(Dataset records)
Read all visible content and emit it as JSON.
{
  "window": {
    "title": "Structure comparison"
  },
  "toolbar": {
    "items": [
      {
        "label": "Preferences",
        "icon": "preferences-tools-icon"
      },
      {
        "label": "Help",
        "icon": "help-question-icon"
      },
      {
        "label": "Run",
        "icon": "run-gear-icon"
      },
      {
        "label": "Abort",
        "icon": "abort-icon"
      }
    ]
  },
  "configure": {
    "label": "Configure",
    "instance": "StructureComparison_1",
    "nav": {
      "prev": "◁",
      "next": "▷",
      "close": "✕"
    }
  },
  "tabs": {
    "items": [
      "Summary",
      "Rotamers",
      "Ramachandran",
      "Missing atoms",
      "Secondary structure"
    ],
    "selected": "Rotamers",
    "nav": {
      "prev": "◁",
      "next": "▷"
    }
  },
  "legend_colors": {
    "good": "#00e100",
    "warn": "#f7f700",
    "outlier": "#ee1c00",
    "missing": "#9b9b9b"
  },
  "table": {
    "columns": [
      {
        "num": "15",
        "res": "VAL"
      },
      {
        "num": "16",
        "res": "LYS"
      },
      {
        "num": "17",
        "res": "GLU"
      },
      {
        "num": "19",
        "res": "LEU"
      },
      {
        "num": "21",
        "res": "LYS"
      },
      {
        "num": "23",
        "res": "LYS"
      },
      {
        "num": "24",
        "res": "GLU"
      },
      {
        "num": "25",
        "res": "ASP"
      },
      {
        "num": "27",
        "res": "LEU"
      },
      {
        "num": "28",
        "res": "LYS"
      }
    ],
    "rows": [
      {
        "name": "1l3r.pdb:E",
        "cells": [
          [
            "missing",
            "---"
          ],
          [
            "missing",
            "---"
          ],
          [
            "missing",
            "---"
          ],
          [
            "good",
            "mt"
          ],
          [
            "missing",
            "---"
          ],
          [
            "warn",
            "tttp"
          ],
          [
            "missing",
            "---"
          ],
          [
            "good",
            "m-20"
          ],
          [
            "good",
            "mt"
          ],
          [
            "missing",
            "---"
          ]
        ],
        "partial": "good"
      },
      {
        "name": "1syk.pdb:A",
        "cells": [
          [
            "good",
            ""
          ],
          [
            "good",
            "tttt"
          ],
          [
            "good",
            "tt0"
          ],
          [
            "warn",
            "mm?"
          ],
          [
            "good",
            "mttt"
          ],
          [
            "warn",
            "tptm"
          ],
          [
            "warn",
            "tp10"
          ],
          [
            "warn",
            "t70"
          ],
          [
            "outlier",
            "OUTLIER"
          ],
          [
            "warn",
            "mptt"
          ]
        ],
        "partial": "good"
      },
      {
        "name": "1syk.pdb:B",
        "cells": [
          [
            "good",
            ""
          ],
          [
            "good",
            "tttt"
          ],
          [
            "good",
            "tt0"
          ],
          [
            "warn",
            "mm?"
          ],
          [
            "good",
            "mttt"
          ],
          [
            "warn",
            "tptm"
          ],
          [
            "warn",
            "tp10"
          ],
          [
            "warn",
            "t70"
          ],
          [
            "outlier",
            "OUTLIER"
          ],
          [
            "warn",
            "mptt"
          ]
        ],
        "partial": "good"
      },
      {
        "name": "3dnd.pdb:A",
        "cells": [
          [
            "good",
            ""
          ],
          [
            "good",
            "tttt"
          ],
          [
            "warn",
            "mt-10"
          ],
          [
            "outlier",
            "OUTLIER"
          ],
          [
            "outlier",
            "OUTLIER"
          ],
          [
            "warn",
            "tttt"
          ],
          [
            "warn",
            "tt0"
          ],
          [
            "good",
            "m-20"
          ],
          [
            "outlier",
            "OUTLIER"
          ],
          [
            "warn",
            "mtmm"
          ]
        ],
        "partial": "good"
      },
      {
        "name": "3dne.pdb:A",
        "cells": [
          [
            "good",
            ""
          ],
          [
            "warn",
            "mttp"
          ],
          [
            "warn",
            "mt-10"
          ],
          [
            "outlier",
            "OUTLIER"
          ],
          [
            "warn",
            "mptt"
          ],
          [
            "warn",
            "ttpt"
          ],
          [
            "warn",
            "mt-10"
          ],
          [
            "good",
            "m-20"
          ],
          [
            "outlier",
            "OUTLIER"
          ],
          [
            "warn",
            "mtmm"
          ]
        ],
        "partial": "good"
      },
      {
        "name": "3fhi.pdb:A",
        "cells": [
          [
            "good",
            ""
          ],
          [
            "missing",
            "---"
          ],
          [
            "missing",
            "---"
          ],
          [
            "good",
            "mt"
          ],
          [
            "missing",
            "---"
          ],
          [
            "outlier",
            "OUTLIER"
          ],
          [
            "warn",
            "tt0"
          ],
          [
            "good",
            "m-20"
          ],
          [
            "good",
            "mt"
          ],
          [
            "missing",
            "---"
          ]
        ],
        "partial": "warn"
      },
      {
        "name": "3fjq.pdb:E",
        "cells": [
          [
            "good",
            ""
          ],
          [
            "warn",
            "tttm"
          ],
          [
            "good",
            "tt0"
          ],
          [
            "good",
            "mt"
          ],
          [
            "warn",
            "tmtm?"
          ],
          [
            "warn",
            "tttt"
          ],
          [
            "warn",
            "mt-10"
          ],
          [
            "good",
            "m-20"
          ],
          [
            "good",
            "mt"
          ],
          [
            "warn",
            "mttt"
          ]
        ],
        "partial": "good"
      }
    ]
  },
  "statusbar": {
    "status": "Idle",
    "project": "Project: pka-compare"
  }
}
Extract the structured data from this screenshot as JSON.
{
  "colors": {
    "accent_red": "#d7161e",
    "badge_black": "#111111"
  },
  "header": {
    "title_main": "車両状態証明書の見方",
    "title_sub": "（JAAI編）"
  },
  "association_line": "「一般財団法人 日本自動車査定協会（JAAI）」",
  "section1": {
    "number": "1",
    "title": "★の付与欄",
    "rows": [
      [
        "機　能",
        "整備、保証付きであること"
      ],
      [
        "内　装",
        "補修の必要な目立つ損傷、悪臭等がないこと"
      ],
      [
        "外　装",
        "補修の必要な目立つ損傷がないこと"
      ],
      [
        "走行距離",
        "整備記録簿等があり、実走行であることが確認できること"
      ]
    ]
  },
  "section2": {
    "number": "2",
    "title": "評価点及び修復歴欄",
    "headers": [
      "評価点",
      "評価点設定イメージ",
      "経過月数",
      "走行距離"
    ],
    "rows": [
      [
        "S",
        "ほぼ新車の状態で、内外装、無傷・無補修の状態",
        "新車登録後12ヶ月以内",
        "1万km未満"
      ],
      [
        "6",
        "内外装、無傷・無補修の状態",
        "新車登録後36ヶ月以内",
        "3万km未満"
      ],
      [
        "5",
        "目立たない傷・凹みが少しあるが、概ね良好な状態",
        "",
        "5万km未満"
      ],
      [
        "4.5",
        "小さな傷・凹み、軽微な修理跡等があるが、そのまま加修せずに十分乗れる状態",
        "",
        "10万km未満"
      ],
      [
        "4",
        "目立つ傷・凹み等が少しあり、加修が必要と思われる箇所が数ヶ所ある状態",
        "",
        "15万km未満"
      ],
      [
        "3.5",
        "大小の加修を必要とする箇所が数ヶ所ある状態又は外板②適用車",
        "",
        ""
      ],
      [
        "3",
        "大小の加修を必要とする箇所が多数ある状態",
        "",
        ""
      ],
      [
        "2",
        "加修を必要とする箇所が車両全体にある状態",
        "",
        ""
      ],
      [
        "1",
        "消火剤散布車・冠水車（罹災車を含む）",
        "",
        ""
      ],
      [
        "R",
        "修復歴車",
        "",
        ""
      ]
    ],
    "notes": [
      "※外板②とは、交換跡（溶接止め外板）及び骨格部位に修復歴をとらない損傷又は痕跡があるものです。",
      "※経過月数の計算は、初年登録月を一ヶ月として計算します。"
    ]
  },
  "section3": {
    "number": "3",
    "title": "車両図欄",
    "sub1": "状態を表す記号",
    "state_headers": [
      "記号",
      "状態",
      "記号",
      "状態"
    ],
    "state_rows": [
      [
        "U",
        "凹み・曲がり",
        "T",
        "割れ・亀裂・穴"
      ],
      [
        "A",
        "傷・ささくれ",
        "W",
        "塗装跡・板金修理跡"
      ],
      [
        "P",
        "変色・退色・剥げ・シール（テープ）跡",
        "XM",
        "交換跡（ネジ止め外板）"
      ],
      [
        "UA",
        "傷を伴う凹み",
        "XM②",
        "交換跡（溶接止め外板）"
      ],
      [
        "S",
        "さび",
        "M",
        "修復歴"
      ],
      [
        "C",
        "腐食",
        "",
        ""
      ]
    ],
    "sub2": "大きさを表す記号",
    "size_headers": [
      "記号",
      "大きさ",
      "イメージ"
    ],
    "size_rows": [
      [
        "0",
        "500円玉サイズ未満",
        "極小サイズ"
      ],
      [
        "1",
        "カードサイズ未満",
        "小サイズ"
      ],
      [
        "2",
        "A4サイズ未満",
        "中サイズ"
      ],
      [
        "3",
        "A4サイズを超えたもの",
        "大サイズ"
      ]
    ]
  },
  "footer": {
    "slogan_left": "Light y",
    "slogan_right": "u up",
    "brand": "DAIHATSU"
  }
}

TASK:
Copy out each line of the records where the string "溶接止め外板" appears.

RESULT OF THIS EXERCISE:
      "※外板②とは、交換跡（溶接止め外板）及び骨格部位に修復歴をとらない損傷又は痕跡があるものです。",
        "交換跡（溶接止め外板）"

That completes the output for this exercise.